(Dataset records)
● ● ● ●

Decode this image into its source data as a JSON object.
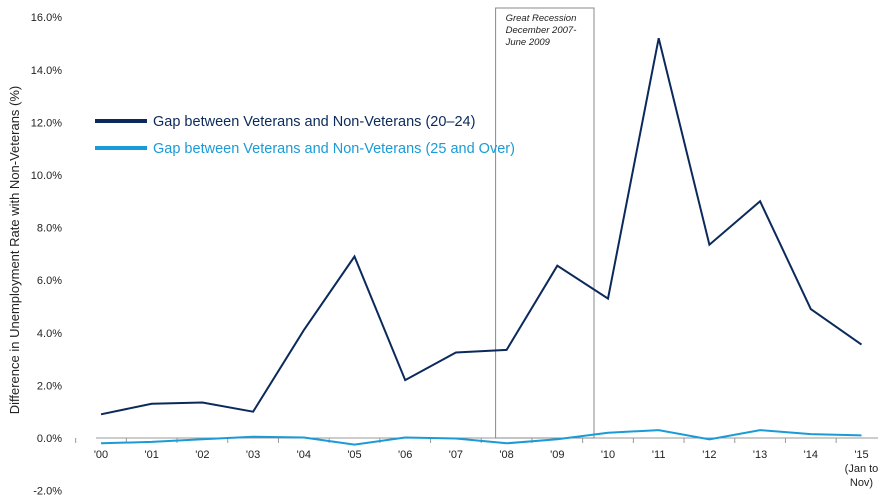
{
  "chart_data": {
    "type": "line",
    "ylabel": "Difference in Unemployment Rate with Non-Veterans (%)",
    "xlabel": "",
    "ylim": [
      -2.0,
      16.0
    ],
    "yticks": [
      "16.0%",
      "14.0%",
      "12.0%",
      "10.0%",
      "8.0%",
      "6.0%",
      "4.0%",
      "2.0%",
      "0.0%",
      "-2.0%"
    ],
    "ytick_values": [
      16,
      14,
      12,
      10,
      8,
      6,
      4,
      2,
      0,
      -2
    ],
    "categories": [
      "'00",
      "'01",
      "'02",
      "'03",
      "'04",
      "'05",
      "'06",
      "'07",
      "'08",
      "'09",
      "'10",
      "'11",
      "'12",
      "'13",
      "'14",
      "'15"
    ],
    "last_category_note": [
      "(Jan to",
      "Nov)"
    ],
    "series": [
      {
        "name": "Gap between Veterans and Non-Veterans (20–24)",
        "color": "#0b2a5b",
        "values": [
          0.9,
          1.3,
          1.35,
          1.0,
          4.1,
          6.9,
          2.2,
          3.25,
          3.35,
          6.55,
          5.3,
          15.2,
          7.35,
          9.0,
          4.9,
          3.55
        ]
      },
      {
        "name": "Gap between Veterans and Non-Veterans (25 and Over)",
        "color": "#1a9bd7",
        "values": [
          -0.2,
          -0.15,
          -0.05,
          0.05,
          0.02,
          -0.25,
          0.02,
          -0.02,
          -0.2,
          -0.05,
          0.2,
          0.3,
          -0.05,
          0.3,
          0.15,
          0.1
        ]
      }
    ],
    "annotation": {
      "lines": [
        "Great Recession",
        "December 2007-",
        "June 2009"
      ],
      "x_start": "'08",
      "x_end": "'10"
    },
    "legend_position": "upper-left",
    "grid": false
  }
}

● ● ● ●

= WHAT YOU HAVE TO DO =
Only lines with the string "Veterans" belong in your answer; copy each one.

= TASK SOLUTION =
    "ylabel": "Difference in Unemployment Rate with Non-Veterans (%)",
        "name": "Gap between Veterans and Non-Veterans (20–24)",
        "name": "Gap between Veterans and Non-Veterans (25 and Over)",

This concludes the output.